• [CHALLENGE] Give the number of lines in the listing below that include the word "además", with nothing more.

Data entries
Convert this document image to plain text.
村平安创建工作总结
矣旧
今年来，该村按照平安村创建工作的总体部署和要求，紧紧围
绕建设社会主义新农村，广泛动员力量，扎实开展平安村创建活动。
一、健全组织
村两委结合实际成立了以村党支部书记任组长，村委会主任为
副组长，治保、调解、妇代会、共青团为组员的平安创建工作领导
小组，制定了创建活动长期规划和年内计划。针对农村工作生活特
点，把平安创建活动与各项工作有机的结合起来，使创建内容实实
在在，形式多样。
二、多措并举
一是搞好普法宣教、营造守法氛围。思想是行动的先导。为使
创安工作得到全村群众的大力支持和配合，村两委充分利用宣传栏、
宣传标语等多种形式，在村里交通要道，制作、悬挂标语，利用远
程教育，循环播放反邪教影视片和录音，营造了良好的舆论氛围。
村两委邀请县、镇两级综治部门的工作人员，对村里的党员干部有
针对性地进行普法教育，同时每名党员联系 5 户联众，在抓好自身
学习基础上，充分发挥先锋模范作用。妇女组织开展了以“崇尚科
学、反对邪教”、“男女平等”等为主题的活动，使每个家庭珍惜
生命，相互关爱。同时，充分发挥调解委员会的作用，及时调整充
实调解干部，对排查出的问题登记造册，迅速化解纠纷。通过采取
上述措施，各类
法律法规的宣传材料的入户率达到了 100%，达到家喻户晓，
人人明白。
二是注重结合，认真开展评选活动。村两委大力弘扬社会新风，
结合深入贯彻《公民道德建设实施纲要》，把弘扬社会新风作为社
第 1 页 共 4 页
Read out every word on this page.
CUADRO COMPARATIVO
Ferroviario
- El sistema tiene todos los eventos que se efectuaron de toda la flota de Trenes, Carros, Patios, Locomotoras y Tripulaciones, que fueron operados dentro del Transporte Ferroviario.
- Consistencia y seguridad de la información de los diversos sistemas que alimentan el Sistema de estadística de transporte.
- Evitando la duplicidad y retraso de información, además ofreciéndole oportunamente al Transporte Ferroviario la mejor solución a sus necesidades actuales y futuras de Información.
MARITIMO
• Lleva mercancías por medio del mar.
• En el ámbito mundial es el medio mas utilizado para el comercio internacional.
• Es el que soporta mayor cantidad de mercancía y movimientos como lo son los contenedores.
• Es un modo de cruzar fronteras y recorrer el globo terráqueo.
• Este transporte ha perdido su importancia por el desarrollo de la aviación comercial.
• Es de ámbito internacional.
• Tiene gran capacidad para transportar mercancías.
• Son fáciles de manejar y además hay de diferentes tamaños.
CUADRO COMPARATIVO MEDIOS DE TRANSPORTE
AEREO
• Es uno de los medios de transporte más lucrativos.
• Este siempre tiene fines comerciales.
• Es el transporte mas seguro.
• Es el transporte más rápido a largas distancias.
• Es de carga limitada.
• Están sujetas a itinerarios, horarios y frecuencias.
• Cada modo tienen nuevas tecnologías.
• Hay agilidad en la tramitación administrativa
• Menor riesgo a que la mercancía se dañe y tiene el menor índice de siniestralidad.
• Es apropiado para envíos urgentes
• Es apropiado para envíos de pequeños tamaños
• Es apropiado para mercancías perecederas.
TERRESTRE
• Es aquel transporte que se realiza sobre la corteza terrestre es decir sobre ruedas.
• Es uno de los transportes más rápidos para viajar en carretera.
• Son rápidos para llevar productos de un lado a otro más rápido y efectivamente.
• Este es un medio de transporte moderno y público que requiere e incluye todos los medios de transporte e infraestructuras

• [ANSWER] 2